What you should do ▸
Review the material line by line. Identify and copy every line that contains the string "image".

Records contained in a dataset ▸
▼▼▼
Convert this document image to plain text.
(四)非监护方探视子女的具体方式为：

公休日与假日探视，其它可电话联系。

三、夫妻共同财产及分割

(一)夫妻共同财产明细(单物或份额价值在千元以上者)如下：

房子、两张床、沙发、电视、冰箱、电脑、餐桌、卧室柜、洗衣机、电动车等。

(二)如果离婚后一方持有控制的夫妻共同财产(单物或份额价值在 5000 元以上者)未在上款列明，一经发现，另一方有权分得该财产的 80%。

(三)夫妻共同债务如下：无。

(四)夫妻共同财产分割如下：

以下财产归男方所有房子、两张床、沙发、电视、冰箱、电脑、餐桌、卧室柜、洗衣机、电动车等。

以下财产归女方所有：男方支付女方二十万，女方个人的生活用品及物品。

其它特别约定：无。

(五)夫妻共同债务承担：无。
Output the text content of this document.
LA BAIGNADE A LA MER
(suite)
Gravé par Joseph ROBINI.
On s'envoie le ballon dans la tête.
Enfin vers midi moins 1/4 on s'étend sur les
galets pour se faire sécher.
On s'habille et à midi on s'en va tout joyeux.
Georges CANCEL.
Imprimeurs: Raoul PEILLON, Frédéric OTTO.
▲▲▲
▼▼▼
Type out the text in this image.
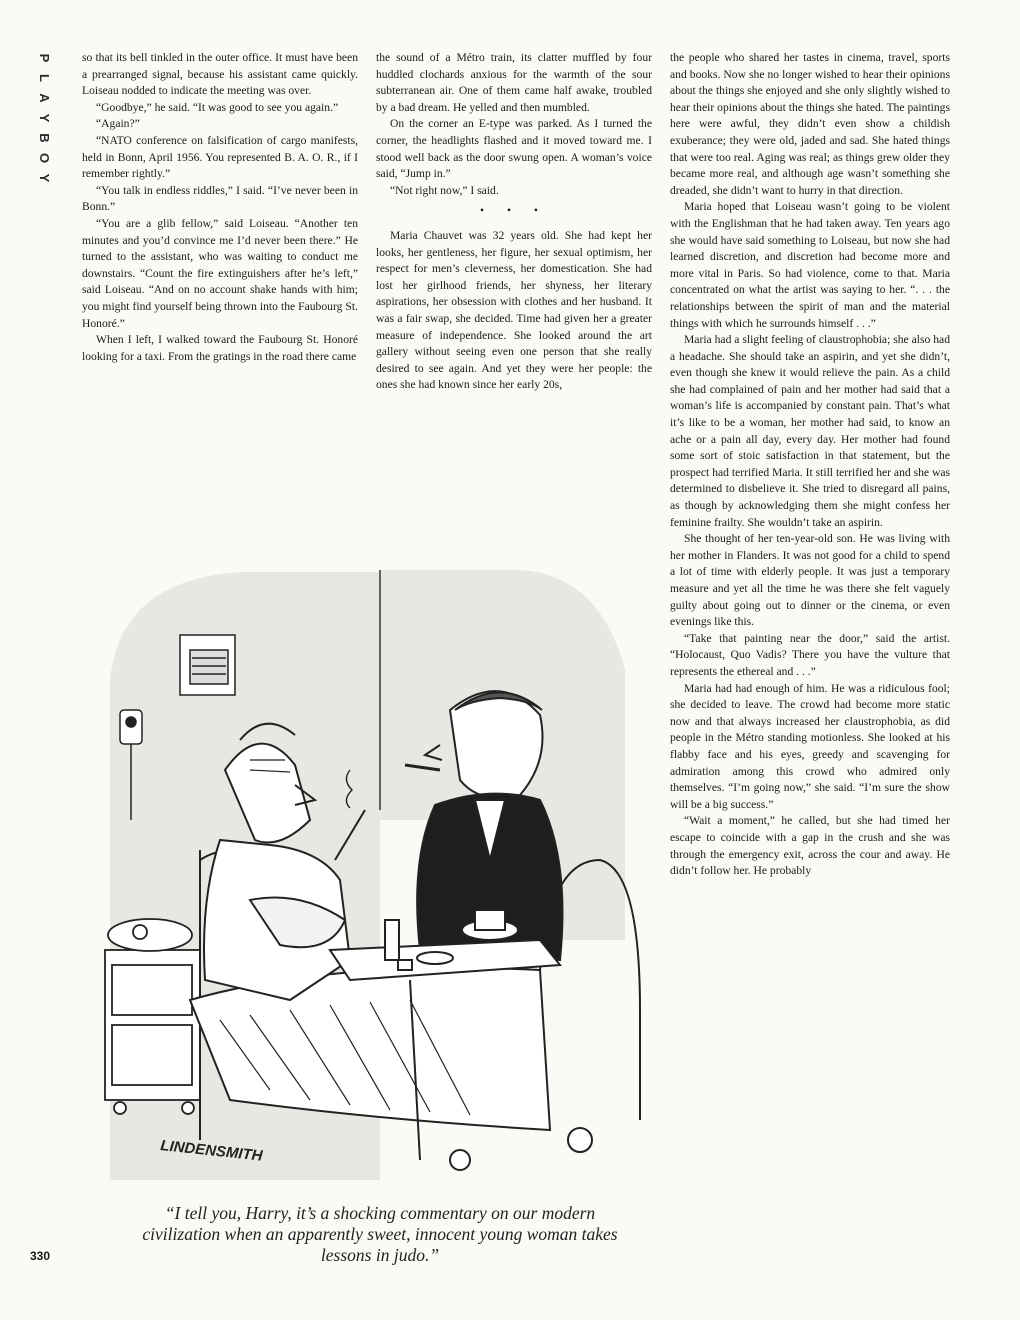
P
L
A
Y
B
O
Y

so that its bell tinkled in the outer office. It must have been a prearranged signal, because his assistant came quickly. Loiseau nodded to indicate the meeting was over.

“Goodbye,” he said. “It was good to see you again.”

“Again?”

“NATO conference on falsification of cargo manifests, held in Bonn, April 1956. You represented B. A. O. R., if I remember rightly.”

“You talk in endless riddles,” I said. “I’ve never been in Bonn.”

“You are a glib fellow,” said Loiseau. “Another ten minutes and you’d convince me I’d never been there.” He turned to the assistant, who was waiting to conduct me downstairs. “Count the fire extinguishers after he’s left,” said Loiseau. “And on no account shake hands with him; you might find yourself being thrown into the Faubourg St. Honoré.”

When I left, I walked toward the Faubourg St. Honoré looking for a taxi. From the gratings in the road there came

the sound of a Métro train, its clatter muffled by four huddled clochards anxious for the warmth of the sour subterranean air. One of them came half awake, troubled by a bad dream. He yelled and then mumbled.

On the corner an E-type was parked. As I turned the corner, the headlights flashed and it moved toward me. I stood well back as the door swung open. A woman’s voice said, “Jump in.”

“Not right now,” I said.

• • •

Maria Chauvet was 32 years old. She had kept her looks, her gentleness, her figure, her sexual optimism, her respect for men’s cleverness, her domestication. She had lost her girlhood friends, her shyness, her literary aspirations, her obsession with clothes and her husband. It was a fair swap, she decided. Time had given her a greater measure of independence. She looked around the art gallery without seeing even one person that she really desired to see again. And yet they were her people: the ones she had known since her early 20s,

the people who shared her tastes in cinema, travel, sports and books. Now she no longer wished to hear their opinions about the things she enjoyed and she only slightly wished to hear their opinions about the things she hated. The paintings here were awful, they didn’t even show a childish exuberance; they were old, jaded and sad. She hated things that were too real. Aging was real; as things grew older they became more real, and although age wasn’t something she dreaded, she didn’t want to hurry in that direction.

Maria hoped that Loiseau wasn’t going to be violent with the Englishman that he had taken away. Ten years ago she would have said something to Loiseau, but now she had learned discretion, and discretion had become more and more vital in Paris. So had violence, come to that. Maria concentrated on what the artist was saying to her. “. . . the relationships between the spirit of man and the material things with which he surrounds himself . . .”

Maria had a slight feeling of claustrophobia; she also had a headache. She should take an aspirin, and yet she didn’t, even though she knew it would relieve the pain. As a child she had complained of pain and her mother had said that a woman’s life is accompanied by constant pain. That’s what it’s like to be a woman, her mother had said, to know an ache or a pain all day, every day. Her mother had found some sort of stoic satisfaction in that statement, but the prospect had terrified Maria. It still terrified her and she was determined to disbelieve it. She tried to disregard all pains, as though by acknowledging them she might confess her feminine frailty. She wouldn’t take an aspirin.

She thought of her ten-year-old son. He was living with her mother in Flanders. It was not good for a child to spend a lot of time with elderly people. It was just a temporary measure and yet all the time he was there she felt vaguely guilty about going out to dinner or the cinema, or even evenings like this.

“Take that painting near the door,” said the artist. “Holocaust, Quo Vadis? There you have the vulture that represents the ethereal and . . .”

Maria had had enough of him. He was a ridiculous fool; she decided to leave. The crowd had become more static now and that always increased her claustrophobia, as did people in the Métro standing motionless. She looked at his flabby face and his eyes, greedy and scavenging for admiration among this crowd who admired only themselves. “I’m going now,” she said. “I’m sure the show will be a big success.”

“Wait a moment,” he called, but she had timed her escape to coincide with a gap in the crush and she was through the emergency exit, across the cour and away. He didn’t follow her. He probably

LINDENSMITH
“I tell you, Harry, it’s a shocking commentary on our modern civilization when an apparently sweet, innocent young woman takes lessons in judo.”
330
▲▲▲
Output for this task ▸
Convert this document image to plain text.
Type out the text in this image.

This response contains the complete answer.